WORK TO COMPLETE:
a. Reproduce the stretch of the PROOF rebuttal from "Please let us" through "any residual issues.", swapping "productive dialogue" for "constructive discussion".
b. Write the next part of the PROOF rebuttal, continuing on from its final sentence.

[BEGIN SELECTED PASSAGE]

Finally, we highlight again our contributions in this paper. Through expandable task-specific projections, we enable a pre-trained vision-language model for continual learning. We also designed a cross-modal fusion module to contextualize the embeddings and less forgetting. The ideas of learning task-specific projections, learning cross-modal fusion with context information, and joint adaptation with context prompts are innovative and have not been explored by any prior work. PROOF is a unified framework that can be applied to various continual learning scenarios and various vision-language models, showing strong performance in various applicative scenarios.

Once more, we appreciate the time and effort you've dedicated to our paper. We sincerely hope the reviewer can review our rebuttal to dispel the misunderstanding on the innovation and applicative scenarios.

评论

We sincerely appreciate the time and effort you have invested in reviewing our paper, and your insightful feedback has been a critical factor in enhancing the overall quality of our work. Following your latest comments, we have revised the paper to highlight our innovation and application scenarios. Specifically,

  • In Abstract, Section 1 and Section 3.1, we highlight the diverse application scenarios of PROOF, including class-incremental learning and continual cross-modal retrieval.
  • In Section 2, we discuss related works on gradient projections and show the differences between PROOF and these works.
  • In Section 5.4, we add more details and experimental results about the continual cross-modal retrieval task in order to highlight the various application scenarios of PROOF.
  • In Supplementary Section E.6, we fully discuss the differences between our work and related topics in gradient projection. We show that these works differ from idea to practice and highlight our main contributions in enabling a vision-language model to continual learning tasks.

We have highlighted the revised part in our manuscript in blue color. Following your suggestions, we have made the innovation for our paper much clearer, added more discussions about related works, added more details and results of other continual learning scenarios, and tried our best to address all other concerns.

As the discussion period is approaching its conclusion, we are eagerly anticipating your thoughts on our revision. Your additional feedback at this stage would be invaluable to us.

Please let us know if there are any further clarifications or specific experiments you would recommend to strengthen our paper. We are committed to engaging in a productive dialogue to address any residual issues.

[END SELECTED PASSAGE]
[BEGIN ENTRIES SUPPLIED]

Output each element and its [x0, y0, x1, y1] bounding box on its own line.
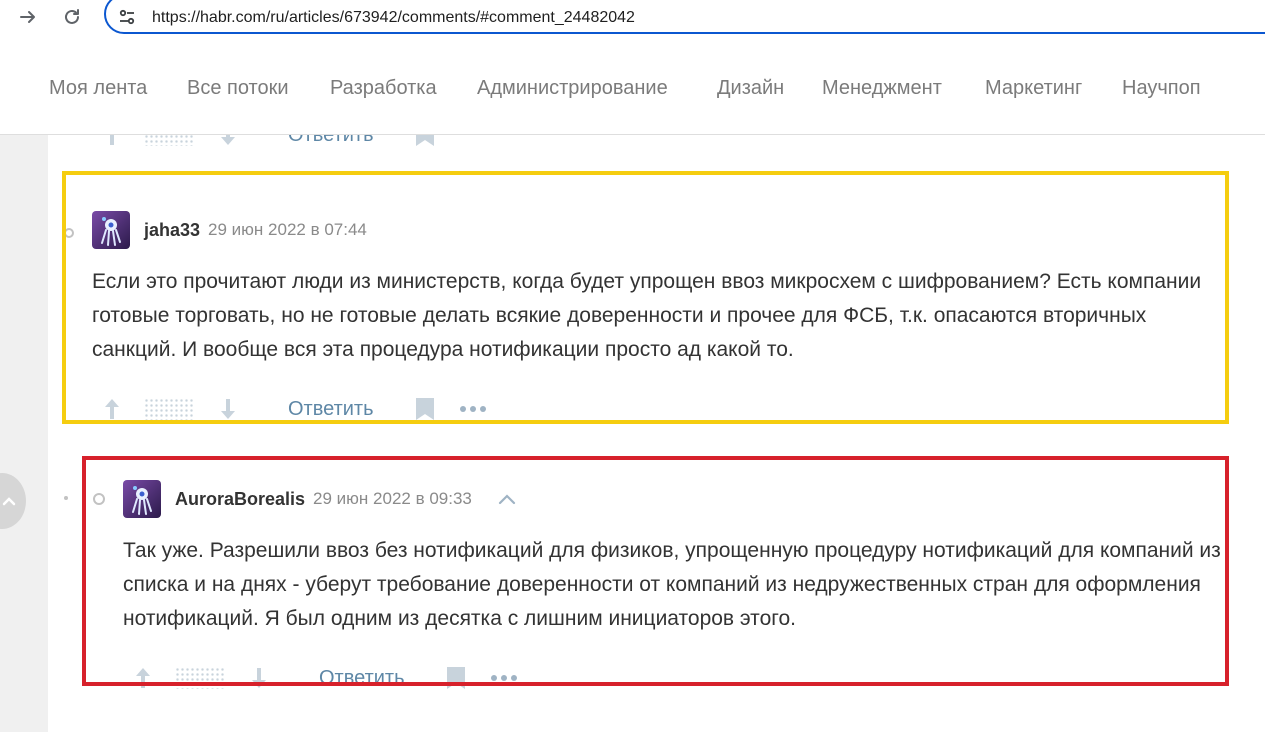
nav-item-my-feed[interactable]: Моя лента: [49, 77, 147, 100]
nav-item-development[interactable]: Разработка: [330, 77, 437, 100]
downvote-icon[interactable]: [216, 135, 240, 147]
nav-item-design[interactable]: Дизайн: [717, 77, 784, 100]
previous-comment-actions-clip: Ответить: [0, 135, 1265, 147]
bookmark-icon[interactable]: [414, 135, 436, 147]
reply-link[interactable]: Ответить: [288, 135, 374, 147]
highlight-box-yellow: [62, 171, 1229, 424]
nav-item-administration[interactable]: Администрирование: [477, 77, 668, 100]
nav-item-popsci[interactable]: Научпоп: [1122, 77, 1201, 100]
nav-item-management[interactable]: Менеджмент: [822, 77, 942, 100]
thread-dot-small: [64, 496, 68, 500]
url-text[interactable]: https://habr.com/ru/articles/673942/comm…: [152, 9, 635, 27]
nav-item-marketing[interactable]: Маркетинг: [985, 77, 1082, 100]
site-settings-icon[interactable]: [118, 8, 136, 31]
address-bar[interactable]: https://habr.com/ru/articles/673942/comm…: [104, 0, 1265, 34]
previous-comment-actions: Ответить: [100, 135, 436, 147]
upvote-icon[interactable]: [100, 135, 124, 147]
browser-toolbar: https://habr.com/ru/articles/673942/comm…: [0, 0, 1265, 46]
left-gutter: [0, 135, 48, 732]
habr-nav-bar: Моя лента Все потоки Разработка Админист…: [0, 46, 1265, 135]
chevron-up-icon: [2, 497, 16, 506]
forward-icon[interactable]: [14, 4, 42, 30]
highlight-box-red: [82, 456, 1229, 686]
nav-item-all-streams[interactable]: Все потоки: [187, 77, 289, 100]
score-placeholder: [144, 135, 194, 146]
reload-icon[interactable]: [58, 4, 86, 30]
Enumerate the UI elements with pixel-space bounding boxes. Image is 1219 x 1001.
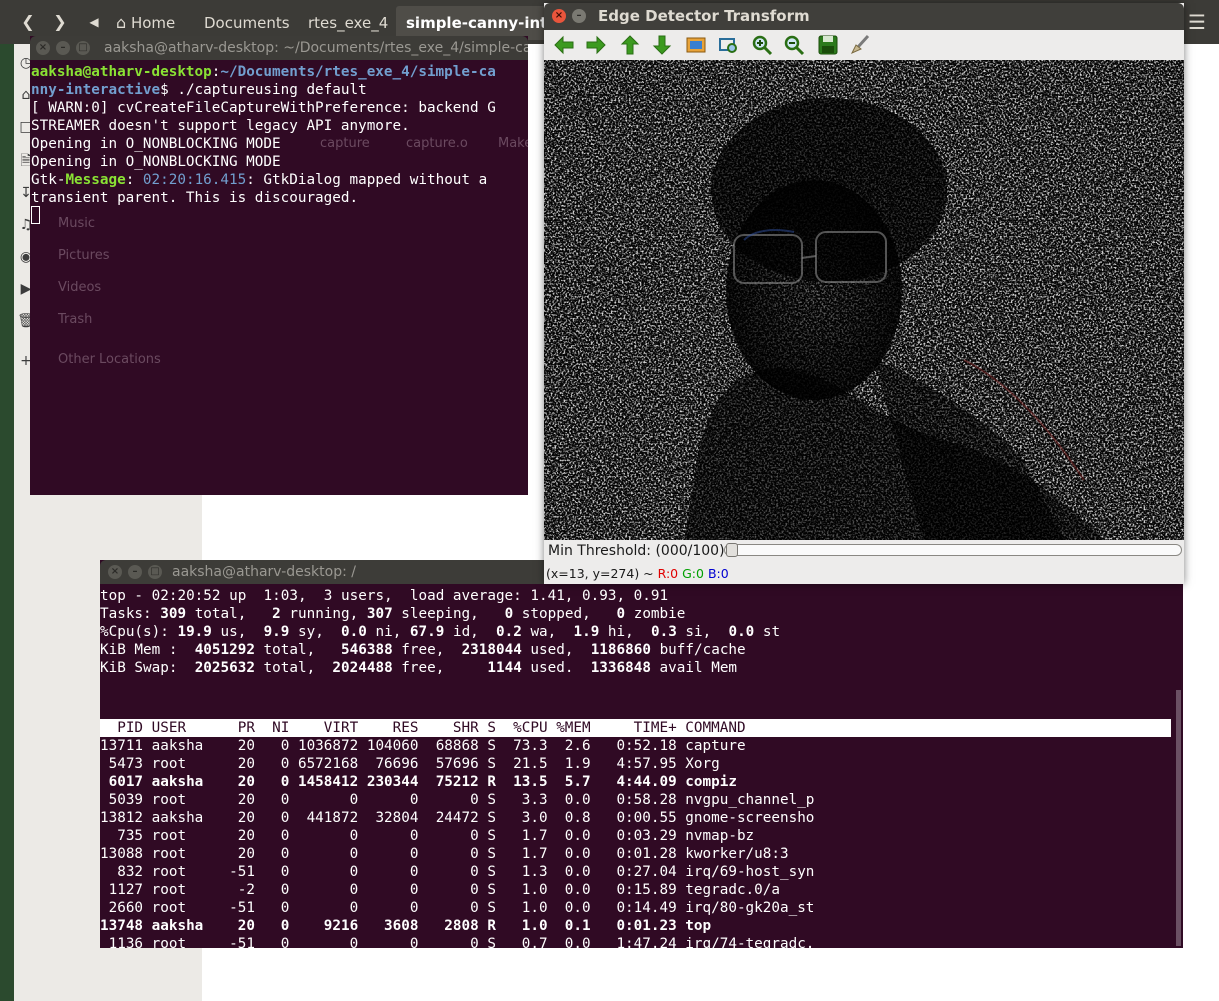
properties-icon[interactable] — [848, 33, 872, 57]
terminal-scrollbar[interactable] — [1176, 690, 1181, 946]
pixel-blue: B:0 — [707, 566, 729, 581]
zoom-fit-icon[interactable] — [684, 33, 708, 57]
breadcrumb-scroll-left-icon[interactable]: ◀ — [84, 8, 104, 36]
minimize-icon[interactable]: – — [128, 565, 142, 579]
edge-titlebar[interactable]: × – Edge Detector Transform — [544, 3, 1184, 30]
pixel-green: G:0 — [682, 566, 704, 581]
ghost-file-label: Makefile — [498, 136, 528, 151]
terminal-titlebar[interactable]: × – □ aaksha@atharv-desktop: ~/Documents… — [30, 36, 528, 60]
process-row: 13711 aaksha 20 0 1036872 104060 68868 S… — [100, 738, 746, 754]
process-row: 735 root 20 0 0 0 0 S 1.7 0.0 0:03.29 nv… — [100, 828, 755, 844]
process-row: 5473 root 20 0 6572168 76696 57696 S 21.… — [100, 756, 720, 772]
top-mem-line: KiB Mem : 4051292 total, 546388 free, 23… — [100, 642, 746, 658]
edge-image[interactable] — [544, 60, 1184, 540]
breadcrumb-home[interactable]: ⌂ Home — [106, 6, 192, 40]
ghost-sidebar-item: Pictures — [58, 248, 110, 263]
threshold-slider-handle[interactable] — [726, 543, 738, 557]
terminal-window-top[interactable]: × – □ aaksha@atharv-desktop: / top - 02:… — [100, 560, 1183, 948]
close-icon[interactable]: × — [108, 565, 122, 579]
process-row: 1127 root -2 0 0 0 0 S 1.0 0.0 0:15.89 t… — [100, 882, 780, 898]
pixel-red: R:0 — [657, 566, 679, 581]
maximize-icon[interactable]: □ — [76, 41, 90, 55]
top-uptime-line: top - 02:20:52 up 1:03, 3 users, load av… — [100, 588, 669, 604]
ghost-sidebar-item: Other Locations — [58, 352, 161, 367]
process-row: 5039 root 20 0 0 0 0 S 3.3 0.0 0:58.28 n… — [100, 792, 815, 808]
close-icon[interactable]: × — [552, 9, 566, 23]
breadcrumb-label: Home — [130, 14, 176, 32]
zoom-out-icon[interactable] — [782, 33, 806, 57]
terminal-line: aaksha@atharv-desktop:~/Documents/rtes_e… — [31, 64, 496, 80]
edge-toolbar — [544, 30, 1184, 61]
breadcrumb-simple-canny-interactive[interactable]: simple-canny-interactive — [396, 6, 546, 40]
launcher-bar — [0, 44, 14, 1001]
minimize-icon[interactable]: – — [56, 41, 70, 55]
close-icon[interactable]: × — [36, 41, 50, 55]
save-icon[interactable] — [816, 33, 840, 57]
terminal-line: Opening in O_NONBLOCKING MODE — [31, 154, 281, 170]
ghost-sidebar-item: Trash — [58, 312, 93, 327]
process-row: 13812 aaksha 20 0 441872 32804 24472 S 3… — [100, 810, 815, 826]
home-icon: ⌂ — [116, 13, 127, 32]
terminal-window-capture[interactable]: × – □ aaksha@atharv-desktop: ~/Documents… — [30, 36, 528, 495]
pan-right-icon[interactable] — [584, 33, 608, 57]
zoom-in-icon[interactable] — [750, 33, 774, 57]
top-tasks-line: Tasks: 309 total, 2 running, 307 sleepin… — [100, 606, 686, 622]
terminal-title: aaksha@atharv-desktop: ~/Documents/rtes_… — [104, 40, 528, 56]
maximize-icon[interactable]: □ — [148, 565, 162, 579]
process-row: 1136 root -51 0 0 0 0 S 0.7 0.0 1:47.24 … — [100, 936, 815, 948]
zoom-region-icon[interactable] — [716, 33, 740, 57]
edge-image-picture — [544, 60, 1184, 540]
top-swap-line: KiB Swap: 2025632 total, 2024488 free, 1… — [100, 660, 738, 676]
back-arrow-icon[interactable]: ❮ — [14, 8, 42, 36]
process-row: 6017 aaksha 20 0 1458412 230344 75212 R … — [100, 774, 737, 790]
breadcrumb-documents[interactable]: Documents — [194, 6, 296, 40]
process-table-header: PID USER PR NI VIRT RES SHR S %CPU %MEM … — [100, 720, 746, 736]
status-bar: (x=13, y=274) ~ R:0 G:0 B:0 — [546, 566, 729, 581]
edge-detector-window[interactable]: × – Edge Detector Transform Min Threshol… — [544, 3, 1184, 584]
forward-arrow-icon[interactable]: ❯ — [46, 8, 74, 36]
terminal-line: Gtk-Message: 02:20:16.415: GtkDialog map… — [31, 172, 488, 188]
terminal-title: aaksha@atharv-desktop: / — [172, 564, 356, 580]
ghost-file-label: capture — [320, 136, 370, 151]
process-row: 13088 root 20 0 0 0 0 S 1.7 0.0 0:01.28 … — [100, 846, 789, 862]
terminal-line: [ WARN:0] cvCreateFileCaptureWithPrefere… — [31, 100, 496, 116]
terminal-output[interactable]: top - 02:20:52 up 1:03, 3 users, load av… — [100, 584, 1183, 948]
terminal-line: transient parent. This is discouraged. — [31, 190, 359, 206]
process-row: 2660 root -51 0 0 0 0 S 1.0 0.0 0:14.49 … — [100, 900, 815, 916]
minimize-icon[interactable]: – — [572, 9, 586, 23]
breadcrumb-rtes-exe-4[interactable]: rtes_exe_4 — [298, 6, 394, 40]
process-row: 832 root -51 0 0 0 0 S 1.3 0.0 0:27.04 i… — [100, 864, 815, 880]
pan-up-icon[interactable] — [618, 33, 642, 57]
top-cpu-line: %Cpu(s): 19.9 us, 9.9 sy, 0.0 ni, 67.9 i… — [100, 624, 781, 640]
threshold-label: Min Threshold: (000/100) — [548, 543, 725, 559]
edge-window-title: Edge Detector Transform — [598, 7, 810, 25]
hamburger-icon[interactable]: ☰ — [1182, 6, 1212, 38]
terminal-line: STREAMER doesn't support legacy API anym… — [31, 118, 410, 134]
ghost-sidebar-item: Videos — [58, 280, 102, 295]
pixel-coords: (x=13, y=274) ~ — [546, 566, 658, 581]
ghost-sidebar-item: Music — [58, 216, 95, 231]
pan-left-icon[interactable] — [552, 33, 576, 57]
terminal-line: nny-interactive$ ./captureusing default — [31, 82, 367, 98]
terminal-cursor — [31, 206, 40, 224]
ghost-file-label: capture.o — [406, 136, 468, 151]
pan-down-icon[interactable] — [650, 33, 674, 57]
threshold-slider[interactable] — [724, 544, 1182, 556]
terminal-output[interactable]: Music Pictures Videos Trash Other Locati… — [30, 60, 528, 495]
process-row: 13748 aaksha 20 0 9216 3608 2808 R 1.0 0… — [100, 918, 712, 934]
terminal-line: Opening in O_NONBLOCKING MODE — [31, 136, 281, 152]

[END ENTRIES SUPPLIED]

THE RESPONSES:
a.
Please let us know if there are any further clarifications or specific experiments you would recommend to strengthen our paper. We are committed to engaging in a constructive discussion to address any residual issues.

b.
Moreover, if our revisions and detailed responses meet the concerns initially raised, we would be grateful if you could consider supporting the paper by increasing the score. Your acknowledgment of our efforts in improving the paper would be immensely appreciated. Thank you once again for your invaluable contributions to refining our research.

Best regards,

Authors

评论

I carefully revised the new version of the paper and raised the score to 5.

评论

We sincerely appreciate your great efforts in reviewing this paper. In the previous discussions, the reviewer is still concerned about the innovation and applicative scenarios. Correspondingly, we have shown that the proposed method's innovation does not overlap with existing works, and the proposed method has various application scenarios, including class-incremental learning and continual cross-modal retrieval.

We would still wonder if there are any further clarifications or specific experiments you would recommend to strengthen our paper in the last several hours. For example, suppose innovation is a core factor leading to a negative comment. In that case, we would like to know if the reviewer can list some related works supporting such a claim, and we will try our best to clarify. Similarly, suppose the application scenario leads to a negative comment. In that case, we also wonder if the reviewer has any questions about the experiments about continual cross-modal retrieval (suggested by the reviewer in the initial comment). We will try our best to address your remaining concerns, if any.

Once more, we appreciate the time and effort you've dedicated to our paper.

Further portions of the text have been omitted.